The problem |
Retype all of the data exactly as given.

Extracted data entries
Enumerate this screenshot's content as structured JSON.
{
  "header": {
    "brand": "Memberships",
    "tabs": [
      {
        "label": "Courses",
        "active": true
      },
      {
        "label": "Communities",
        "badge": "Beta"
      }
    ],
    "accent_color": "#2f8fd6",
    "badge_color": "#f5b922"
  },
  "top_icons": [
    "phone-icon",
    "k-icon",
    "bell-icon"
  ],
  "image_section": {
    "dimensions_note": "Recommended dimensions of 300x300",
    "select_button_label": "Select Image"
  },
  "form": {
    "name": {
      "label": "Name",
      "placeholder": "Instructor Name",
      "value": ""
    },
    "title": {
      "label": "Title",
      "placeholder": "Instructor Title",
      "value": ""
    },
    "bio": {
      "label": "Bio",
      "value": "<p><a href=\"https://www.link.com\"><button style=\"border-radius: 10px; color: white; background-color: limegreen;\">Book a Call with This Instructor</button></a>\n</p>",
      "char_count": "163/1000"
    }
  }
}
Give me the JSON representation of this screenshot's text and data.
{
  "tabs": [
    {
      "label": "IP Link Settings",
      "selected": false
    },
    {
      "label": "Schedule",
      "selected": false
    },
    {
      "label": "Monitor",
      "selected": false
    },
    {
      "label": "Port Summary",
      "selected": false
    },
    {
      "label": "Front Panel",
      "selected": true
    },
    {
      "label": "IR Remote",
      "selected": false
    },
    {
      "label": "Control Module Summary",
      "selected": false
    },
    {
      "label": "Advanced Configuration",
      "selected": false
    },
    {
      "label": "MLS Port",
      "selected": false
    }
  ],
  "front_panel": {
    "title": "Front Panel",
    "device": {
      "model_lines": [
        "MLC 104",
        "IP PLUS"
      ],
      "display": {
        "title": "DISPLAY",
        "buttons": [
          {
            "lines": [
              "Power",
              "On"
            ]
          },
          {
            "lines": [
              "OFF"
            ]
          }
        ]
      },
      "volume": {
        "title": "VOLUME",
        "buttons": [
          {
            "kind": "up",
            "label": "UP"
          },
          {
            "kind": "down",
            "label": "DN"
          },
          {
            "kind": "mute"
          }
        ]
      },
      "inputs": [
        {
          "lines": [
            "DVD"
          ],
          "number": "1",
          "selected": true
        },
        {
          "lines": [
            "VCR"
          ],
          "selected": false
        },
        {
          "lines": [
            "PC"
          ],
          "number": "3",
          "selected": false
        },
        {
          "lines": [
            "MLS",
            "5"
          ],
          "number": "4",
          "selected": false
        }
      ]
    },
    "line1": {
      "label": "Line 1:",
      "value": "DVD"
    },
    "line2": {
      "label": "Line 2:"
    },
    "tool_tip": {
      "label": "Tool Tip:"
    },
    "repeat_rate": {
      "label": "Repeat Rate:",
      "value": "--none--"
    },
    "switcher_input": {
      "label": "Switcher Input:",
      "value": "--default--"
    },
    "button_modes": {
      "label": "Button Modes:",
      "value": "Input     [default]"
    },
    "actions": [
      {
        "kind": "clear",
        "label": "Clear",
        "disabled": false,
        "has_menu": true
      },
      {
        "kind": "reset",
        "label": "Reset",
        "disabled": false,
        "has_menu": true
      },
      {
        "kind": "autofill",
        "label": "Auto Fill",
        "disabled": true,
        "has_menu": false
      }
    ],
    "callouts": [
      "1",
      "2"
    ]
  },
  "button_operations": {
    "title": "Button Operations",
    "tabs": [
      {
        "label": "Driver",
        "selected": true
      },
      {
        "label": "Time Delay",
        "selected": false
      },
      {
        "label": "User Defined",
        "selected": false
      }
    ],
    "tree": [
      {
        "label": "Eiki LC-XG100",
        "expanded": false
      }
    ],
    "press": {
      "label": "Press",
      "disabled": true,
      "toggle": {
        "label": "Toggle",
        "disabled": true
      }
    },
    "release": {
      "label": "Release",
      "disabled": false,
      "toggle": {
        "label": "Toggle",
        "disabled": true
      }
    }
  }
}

Written solution |
Enumerate this screenshot's content as structured JSON.
{
  "header": {
    "brand": "Memberships",
    "tabs": [
      {
        "label": "Courses",
        "active": true
      },
      {
        "label": "Communities",
        "badge": "Beta"
      }
    ],
    "accent_color": "#2f8fd6",
    "badge_color": "#f5b922"
  },
  "top_icons": [
    "phone-icon",
    "k-icon",
    "bell-icon"
  ],
  "image_section": {
    "dimensions_note": "Recommended dimensions of 300x300",
    "select_button_label": "Select Image"
  },
  "form": {
    "name": {
      "label": "Name",
      "placeholder": "Instructor Name",
      "value": ""
    },
    "title": {
      "label": "Title",
      "placeholder": "Instructor Title",
      "value": ""
    },
    "bio": {
      "label": "Bio",
      "value": "<p><a href=\"https://www.link.com\"><button style=\"border-radius: 10px; color: white; background-color: limegreen;\">Book a Call with This Instructor</button></a>\n</p>",
      "char_count": "163/1000"
    }
  }
}
Give me the JSON representation of this screenshot's text and data.
{
  "tabs": [
    {
      "label": "IP Link Settings",
      "selected": false
    },
    {
      "label": "Schedule",
      "selected": false
    },
    {
      "label": "Monitor",
      "selected": false
    },
    {
      "label": "Port Summary",
      "selected": false
    },
    {
      "label": "Front Panel",
      "selected": true
    },
    {
      "label": "IR Remote",
      "selected": false
    },
    {
      "label": "Control Module Summary",
      "selected": false
    },
    {
      "label": "Advanced Configuration",
      "selected": false
    },
    {
      "label": "MLS Port",
      "selected": false
    }
  ],
  "front_panel": {
    "title": "Front Panel",
    "device": {
      "model_lines": [
        "MLC 104",
        "IP PLUS"
      ],
      "display": {
        "title": "DISPLAY",
        "buttons": [
          {
            "lines": [
              "Power",
              "On"
            ]
          },
          {
            "lines": [
              "OFF"
            ]
          }
        ]
      },
      "volume": {
        "title": "VOLUME",
        "buttons": [
          {
            "kind": "up",
            "label": "UP"
          },
          {
            "kind": "down",
            "label": "DN"
          },
          {
            "kind": "mute"
          }
        ]
      },
      "inputs": [
        {
          "lines": [
            "DVD"
          ],
          "number": "1",
          "selected": true
        },
        {
          "lines": [
            "VCR"
          ],
          "selected": false
        },
        {
          "lines": [
            "PC"
          ],
          "number": "3",
          "selected": false
        },
        {
          "lines": [
            "MLS",
            "5"
          ],
          "number": "4",
          "selected": false
        }
      ]
    },
    "line1": {
      "label": "Line 1:",
      "value": "DVD"
    },
    "line2": {
      "label": "Line 2:"
    },
    "tool_tip": {
      "label": "Tool Tip:"
    },
    "repeat_rate": {
      "label": "Repeat Rate:",
      "value": "--none--"
    },
    "switcher_input": {
      "label": "Switcher Input:",
      "value": "--default--"
    },
    "button_modes": {
      "label": "Button Modes:",
      "value": "Input     [default]"
    },
    "actions": [
      {
        "kind": "clear",
        "label": "Clear",
        "disabled": false,
        "has_menu": true
      },
      {
        "kind": "reset",
        "label": "Reset",
        "disabled": false,
        "has_menu": true
      },
      {
        "kind": "autofill",
        "label": "Auto Fill",
        "disabled": true,
        "has_menu": false
      }
    ],
    "callouts": [
      "1",
      "2"
    ]
  },
  "button_operations": {
    "title": "Button Operations",
    "tabs": [
      {
        "label": "Driver",
        "selected": true
      },
      {
        "label": "Time Delay",
        "selected": false
      },
      {
        "label": "User Defined",
        "selected": false
      }
    ],
    "tree": [
      {
        "label": "Eiki LC-XG100",
        "expanded": false
      }
    ],
    "press": {
      "label": "Press",
      "disabled": true,
      "toggle": {
        "label": "Toggle",
        "disabled": true
      }
    },
    "release": {
      "label": "Release",
      "disabled": false,
      "toggle": {
        "label": "Toggle",
        "disabled": true
      }
    }
  }
}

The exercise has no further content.